(Work to complete) An exact reproduction of the data below is the required answer.

-*-*-

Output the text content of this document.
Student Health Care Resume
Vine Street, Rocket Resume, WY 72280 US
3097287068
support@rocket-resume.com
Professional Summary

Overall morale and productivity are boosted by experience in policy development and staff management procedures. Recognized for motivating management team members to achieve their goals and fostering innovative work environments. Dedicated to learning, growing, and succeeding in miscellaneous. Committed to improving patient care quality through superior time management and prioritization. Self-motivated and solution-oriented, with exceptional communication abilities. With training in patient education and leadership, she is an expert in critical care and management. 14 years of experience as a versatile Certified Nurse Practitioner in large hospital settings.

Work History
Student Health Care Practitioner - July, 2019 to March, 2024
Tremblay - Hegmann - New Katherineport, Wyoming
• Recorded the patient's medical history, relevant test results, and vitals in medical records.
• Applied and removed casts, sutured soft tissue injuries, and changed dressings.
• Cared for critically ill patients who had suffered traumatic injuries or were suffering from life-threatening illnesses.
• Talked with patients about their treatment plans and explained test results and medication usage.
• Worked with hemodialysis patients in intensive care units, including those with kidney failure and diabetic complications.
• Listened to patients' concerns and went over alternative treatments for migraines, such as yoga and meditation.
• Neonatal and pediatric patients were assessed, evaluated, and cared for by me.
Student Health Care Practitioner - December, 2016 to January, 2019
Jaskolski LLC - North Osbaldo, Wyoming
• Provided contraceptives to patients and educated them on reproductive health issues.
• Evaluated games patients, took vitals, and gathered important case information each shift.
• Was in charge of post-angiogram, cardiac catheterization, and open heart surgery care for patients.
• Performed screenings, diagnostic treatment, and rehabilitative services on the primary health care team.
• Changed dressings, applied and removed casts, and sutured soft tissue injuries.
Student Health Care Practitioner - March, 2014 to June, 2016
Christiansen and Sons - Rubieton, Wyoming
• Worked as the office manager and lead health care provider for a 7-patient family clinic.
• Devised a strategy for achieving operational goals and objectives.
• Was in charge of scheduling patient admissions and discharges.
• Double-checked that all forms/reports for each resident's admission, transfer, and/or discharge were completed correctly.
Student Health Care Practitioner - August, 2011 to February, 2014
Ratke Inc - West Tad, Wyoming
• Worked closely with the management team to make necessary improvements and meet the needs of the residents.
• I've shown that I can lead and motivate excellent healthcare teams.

-*-*-

(Solution to the exercise)
Output the text content of this document.
Student Health Care Resume
Vine Street, Rocket Resume, WY 72280 US
3097287068
support@rocket-resume.com
Professional Summary

Overall morale and productivity are boosted by experience in policy development and staff management procedures. Recognized for motivating management team members to achieve their goals and fostering innovative work environments. Dedicated to learning, growing, and succeeding in miscellaneous. Committed to improving patient care quality through superior time management and prioritization. Self-motivated and solution-oriented, with exceptional communication abilities. With training in patient education and leadership, she is an expert in critical care and management. 14 years of experience as a versatile Certified Nurse Practitioner in large hospital settings.

Work History
Student Health Care Practitioner - July, 2019 to March, 2024
Tremblay - Hegmann - New Katherineport, Wyoming
• Recorded the patient's medical history, relevant test results, and vitals in medical records.
• Applied and removed casts, sutured soft tissue injuries, and changed dressings.
• Cared for critically ill patients who had suffered traumatic injuries or were suffering from life-threatening illnesses.
• Talked with patients about their treatment plans and explained test results and medication usage.
• Worked with hemodialysis patients in intensive care units, including those with kidney failure and diabetic complications.
• Listened to patients' concerns and went over alternative treatments for migraines, such as yoga and meditation.
• Neonatal and pediatric patients were assessed, evaluated, and cared for by me.
Student Health Care Practitioner - December, 2016 to January, 2019
Jaskolski LLC - North Osbaldo, Wyoming
• Provided contraceptives to patients and educated them on reproductive health issues.
• Evaluated games patients, took vitals, and gathered important case information each shift.
• Was in charge of post-angiogram, cardiac catheterization, and open heart surgery care for patients.
• Performed screenings, diagnostic treatment, and rehabilitative services on the primary health care team.
• Changed dressings, applied and removed casts, and sutured soft tissue injuries.
Student Health Care Practitioner - March, 2014 to June, 2016
Christiansen and Sons - Rubieton, Wyoming
• Worked as the office manager and lead health care provider for a 7-patient family clinic.
• Devised a strategy for achieving operational goals and objectives.
• Was in charge of scheduling patient admissions and discharges.
• Double-checked that all forms/reports for each resident's admission, transfer, and/or discharge were completed correctly.
Student Health Care Practitioner - August, 2011 to February, 2014
Ratke Inc - West Tad, Wyoming
• Worked closely with the management team to make necessary improvements and meet the needs of the residents.
• I've shown that I can lead and motivate excellent healthcare teams.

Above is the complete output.